⟨
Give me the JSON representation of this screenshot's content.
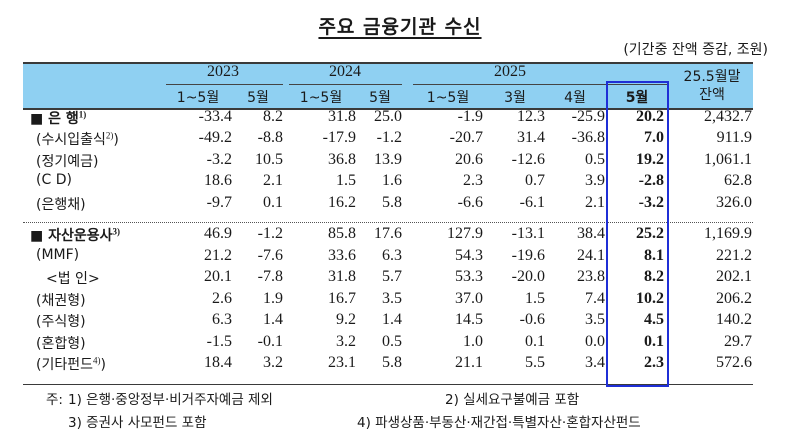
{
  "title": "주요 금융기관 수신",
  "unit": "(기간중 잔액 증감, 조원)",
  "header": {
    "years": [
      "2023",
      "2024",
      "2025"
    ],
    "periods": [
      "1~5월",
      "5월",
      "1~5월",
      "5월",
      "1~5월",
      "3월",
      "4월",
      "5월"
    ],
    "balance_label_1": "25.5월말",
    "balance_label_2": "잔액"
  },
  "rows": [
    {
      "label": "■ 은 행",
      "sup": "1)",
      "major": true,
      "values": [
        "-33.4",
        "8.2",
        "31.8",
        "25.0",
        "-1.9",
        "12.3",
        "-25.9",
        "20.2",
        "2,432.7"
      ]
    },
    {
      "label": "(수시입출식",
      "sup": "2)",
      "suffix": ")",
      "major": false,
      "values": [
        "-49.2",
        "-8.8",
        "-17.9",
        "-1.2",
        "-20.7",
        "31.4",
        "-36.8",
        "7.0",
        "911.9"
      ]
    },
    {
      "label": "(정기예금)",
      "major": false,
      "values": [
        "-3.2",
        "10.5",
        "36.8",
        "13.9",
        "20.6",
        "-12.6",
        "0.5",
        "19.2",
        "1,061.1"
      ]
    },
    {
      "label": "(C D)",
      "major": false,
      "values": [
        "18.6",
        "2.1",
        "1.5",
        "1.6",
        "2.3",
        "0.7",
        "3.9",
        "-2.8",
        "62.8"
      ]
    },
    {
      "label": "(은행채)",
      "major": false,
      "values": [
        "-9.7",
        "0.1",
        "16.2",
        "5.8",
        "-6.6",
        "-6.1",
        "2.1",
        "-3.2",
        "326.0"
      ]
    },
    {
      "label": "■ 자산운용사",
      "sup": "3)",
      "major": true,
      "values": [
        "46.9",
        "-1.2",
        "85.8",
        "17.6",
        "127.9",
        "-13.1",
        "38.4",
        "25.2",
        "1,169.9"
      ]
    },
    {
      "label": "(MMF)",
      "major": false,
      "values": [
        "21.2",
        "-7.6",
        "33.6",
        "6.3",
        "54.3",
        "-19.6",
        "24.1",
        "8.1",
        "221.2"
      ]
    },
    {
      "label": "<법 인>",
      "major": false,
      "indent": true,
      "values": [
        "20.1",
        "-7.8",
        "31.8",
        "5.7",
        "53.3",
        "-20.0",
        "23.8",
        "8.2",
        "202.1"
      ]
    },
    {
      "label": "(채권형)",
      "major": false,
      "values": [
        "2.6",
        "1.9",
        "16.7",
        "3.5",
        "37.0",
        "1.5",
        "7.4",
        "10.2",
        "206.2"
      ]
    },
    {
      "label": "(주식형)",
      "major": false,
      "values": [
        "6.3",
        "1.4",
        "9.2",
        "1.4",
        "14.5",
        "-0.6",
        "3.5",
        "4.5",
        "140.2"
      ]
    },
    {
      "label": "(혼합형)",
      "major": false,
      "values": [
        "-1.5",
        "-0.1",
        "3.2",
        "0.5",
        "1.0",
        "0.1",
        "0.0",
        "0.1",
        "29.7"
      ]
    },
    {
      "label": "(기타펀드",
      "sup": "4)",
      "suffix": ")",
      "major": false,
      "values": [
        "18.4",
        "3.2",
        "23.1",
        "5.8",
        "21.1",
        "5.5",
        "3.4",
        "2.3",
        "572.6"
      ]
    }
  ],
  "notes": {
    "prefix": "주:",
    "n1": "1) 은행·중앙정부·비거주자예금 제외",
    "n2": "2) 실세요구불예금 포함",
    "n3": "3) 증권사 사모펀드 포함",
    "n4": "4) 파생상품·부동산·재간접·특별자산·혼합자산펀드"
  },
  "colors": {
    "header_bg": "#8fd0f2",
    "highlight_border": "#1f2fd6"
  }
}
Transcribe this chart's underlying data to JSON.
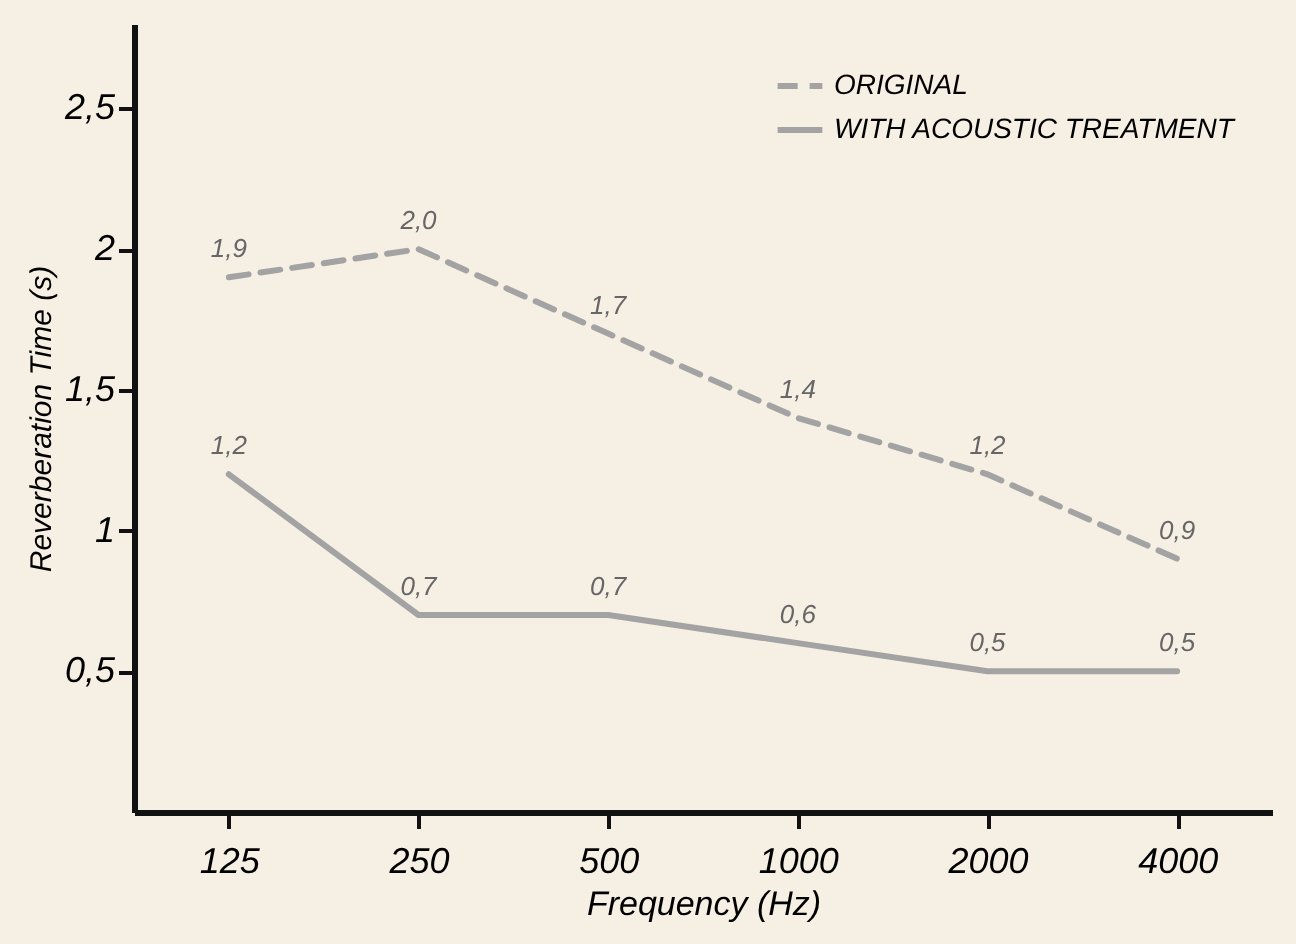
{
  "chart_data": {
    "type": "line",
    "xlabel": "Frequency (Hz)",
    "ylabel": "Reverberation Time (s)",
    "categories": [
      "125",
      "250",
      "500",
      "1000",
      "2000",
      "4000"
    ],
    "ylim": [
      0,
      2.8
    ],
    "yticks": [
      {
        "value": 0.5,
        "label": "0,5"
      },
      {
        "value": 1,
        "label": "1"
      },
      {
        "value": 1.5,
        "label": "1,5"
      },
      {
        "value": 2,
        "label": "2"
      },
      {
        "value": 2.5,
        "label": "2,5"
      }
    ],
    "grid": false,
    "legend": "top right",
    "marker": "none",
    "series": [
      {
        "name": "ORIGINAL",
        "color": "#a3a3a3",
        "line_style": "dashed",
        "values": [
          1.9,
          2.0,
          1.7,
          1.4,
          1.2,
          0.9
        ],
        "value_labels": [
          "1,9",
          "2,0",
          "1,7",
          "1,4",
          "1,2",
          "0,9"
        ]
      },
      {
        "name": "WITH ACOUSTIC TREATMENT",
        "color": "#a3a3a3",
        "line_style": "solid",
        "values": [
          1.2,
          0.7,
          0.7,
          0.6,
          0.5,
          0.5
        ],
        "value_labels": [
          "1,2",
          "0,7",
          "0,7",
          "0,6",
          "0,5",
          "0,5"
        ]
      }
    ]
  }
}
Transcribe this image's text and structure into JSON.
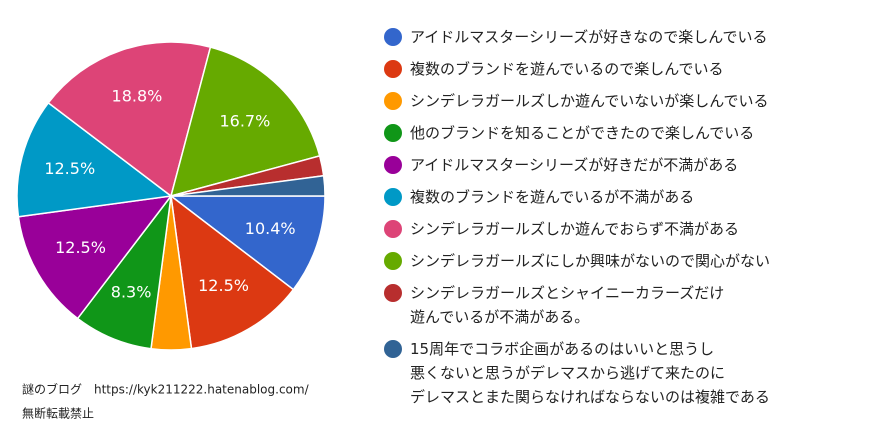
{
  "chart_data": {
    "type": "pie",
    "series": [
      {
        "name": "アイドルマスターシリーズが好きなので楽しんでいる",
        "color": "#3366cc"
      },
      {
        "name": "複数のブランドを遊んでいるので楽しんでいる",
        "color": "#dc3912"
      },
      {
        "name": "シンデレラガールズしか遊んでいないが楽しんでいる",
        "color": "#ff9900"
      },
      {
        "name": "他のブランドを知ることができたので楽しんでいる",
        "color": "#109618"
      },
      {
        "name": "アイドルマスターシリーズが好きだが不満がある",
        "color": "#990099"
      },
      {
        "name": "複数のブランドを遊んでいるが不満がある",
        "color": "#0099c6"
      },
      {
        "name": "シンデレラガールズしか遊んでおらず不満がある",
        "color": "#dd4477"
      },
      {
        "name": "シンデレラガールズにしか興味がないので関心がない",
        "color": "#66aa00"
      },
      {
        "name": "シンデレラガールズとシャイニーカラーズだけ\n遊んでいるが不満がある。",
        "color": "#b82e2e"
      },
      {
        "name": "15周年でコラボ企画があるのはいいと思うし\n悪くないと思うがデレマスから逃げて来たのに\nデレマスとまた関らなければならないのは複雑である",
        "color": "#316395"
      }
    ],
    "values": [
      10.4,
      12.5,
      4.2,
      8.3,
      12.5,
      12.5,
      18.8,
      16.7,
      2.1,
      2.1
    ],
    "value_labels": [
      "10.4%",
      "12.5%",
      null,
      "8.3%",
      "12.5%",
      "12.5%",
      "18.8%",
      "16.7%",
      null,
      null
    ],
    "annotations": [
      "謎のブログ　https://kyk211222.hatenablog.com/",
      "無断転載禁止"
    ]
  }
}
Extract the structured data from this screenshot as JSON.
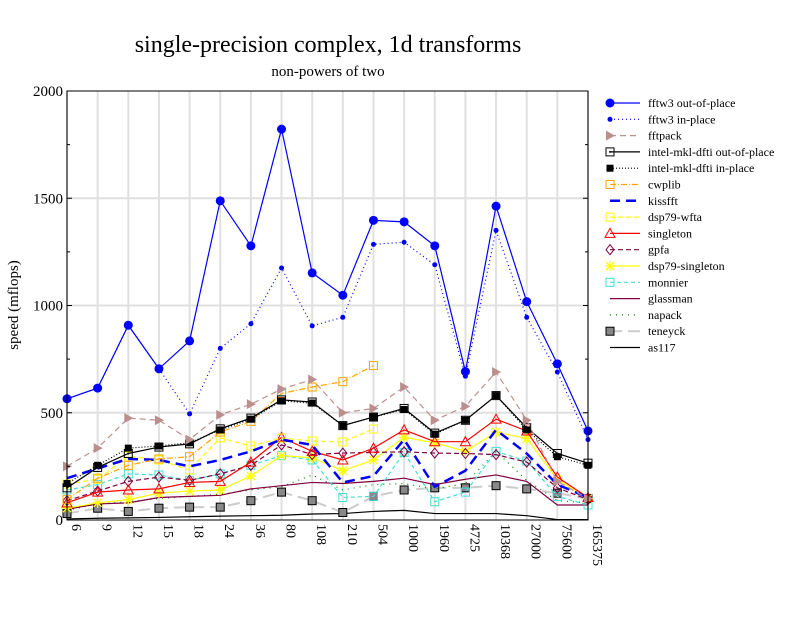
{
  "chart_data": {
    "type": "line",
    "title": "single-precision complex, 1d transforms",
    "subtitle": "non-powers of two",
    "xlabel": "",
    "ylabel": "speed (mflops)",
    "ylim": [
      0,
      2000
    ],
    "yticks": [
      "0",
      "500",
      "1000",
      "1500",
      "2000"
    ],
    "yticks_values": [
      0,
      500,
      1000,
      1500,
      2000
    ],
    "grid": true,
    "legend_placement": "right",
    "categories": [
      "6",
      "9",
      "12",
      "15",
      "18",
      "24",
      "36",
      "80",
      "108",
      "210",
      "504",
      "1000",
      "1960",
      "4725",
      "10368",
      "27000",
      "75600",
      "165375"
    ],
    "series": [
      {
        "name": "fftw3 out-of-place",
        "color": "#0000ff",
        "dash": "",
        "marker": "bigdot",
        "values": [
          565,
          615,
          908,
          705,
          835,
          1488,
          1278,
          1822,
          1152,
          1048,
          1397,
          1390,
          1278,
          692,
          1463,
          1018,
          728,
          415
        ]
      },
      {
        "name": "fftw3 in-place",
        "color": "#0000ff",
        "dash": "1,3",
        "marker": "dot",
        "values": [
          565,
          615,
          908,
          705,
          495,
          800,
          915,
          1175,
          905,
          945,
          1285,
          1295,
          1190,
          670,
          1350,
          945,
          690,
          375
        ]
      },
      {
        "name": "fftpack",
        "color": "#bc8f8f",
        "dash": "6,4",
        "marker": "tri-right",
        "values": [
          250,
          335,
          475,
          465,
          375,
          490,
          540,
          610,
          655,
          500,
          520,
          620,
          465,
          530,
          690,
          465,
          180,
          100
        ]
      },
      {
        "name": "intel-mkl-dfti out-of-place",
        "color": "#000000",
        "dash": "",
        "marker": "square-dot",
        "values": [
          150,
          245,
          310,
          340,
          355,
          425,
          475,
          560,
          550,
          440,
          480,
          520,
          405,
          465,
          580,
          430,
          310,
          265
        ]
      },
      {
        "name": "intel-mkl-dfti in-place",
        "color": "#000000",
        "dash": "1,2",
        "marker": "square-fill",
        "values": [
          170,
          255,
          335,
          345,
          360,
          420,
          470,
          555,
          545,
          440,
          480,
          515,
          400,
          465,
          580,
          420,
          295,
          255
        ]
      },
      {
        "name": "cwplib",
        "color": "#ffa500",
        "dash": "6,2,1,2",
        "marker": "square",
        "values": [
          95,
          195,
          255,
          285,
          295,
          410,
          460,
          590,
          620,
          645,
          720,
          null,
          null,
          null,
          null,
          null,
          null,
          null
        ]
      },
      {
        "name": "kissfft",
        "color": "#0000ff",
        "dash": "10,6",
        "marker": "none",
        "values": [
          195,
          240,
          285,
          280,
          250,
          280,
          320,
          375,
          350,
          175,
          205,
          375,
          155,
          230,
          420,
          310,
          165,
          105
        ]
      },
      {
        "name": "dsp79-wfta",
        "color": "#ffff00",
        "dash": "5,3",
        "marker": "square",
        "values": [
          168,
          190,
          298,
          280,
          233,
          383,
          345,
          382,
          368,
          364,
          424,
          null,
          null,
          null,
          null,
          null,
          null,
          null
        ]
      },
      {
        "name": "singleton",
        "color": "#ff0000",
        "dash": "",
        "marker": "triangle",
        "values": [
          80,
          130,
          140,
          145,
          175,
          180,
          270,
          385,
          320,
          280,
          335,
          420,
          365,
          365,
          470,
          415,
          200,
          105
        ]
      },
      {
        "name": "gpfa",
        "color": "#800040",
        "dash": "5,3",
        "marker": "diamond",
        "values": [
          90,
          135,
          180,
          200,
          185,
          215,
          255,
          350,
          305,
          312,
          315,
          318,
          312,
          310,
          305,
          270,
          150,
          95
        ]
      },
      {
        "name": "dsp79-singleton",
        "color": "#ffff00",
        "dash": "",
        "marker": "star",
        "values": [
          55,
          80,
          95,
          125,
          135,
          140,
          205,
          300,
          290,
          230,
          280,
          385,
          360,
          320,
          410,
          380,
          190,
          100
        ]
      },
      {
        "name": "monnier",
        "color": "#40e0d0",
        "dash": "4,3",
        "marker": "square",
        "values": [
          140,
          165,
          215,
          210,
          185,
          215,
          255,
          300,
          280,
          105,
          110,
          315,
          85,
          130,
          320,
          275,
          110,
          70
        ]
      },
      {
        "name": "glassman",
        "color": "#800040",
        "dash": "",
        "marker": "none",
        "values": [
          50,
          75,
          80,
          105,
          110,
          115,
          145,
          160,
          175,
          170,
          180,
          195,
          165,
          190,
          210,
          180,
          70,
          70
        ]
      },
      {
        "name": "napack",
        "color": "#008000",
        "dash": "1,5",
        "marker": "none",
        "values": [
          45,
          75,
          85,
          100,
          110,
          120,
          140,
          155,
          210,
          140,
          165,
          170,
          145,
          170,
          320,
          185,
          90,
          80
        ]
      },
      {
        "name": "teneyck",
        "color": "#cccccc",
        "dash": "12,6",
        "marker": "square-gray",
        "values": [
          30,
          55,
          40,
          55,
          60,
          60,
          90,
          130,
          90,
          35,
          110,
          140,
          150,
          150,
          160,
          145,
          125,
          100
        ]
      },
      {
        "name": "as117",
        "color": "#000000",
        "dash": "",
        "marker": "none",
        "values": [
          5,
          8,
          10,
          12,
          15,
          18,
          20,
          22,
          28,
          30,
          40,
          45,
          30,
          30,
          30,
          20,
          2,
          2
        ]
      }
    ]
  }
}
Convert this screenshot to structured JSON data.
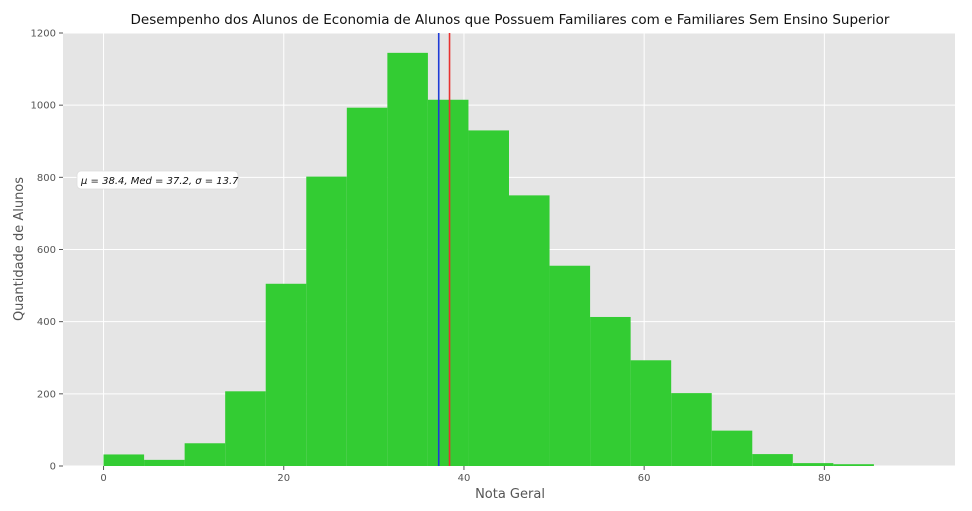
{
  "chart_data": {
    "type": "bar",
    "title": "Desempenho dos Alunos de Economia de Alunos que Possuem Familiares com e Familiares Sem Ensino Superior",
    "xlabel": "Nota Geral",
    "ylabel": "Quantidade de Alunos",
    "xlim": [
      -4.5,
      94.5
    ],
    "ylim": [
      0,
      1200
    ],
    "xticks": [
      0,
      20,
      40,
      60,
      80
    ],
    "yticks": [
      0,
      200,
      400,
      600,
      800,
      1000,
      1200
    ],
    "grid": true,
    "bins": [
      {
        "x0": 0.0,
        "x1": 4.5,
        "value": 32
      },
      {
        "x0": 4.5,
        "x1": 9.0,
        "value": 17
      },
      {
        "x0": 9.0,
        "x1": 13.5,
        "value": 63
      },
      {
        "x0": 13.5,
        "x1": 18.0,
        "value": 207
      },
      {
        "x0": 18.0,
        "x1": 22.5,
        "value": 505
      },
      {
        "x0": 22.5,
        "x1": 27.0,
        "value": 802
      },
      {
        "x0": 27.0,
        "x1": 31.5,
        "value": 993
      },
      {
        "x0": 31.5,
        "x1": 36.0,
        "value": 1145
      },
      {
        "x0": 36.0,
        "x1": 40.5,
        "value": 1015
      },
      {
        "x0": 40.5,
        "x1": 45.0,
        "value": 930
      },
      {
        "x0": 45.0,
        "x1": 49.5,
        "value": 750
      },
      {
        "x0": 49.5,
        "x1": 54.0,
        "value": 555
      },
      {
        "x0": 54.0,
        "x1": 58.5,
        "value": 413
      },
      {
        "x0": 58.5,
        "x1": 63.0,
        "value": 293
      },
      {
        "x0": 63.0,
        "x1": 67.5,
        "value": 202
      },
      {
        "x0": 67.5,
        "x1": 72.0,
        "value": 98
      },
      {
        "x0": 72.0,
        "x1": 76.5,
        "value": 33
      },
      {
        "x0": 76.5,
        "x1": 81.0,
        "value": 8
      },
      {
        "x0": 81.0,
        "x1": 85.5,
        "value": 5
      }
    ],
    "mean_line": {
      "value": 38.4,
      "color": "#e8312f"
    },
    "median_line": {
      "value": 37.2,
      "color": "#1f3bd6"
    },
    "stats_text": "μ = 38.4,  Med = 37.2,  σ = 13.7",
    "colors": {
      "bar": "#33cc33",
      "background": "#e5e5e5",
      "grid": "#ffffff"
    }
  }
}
⟩
(What you will do):
Within the entries above, report how many lines include "dfti", and keep the answer to the number.

(Full solution):
2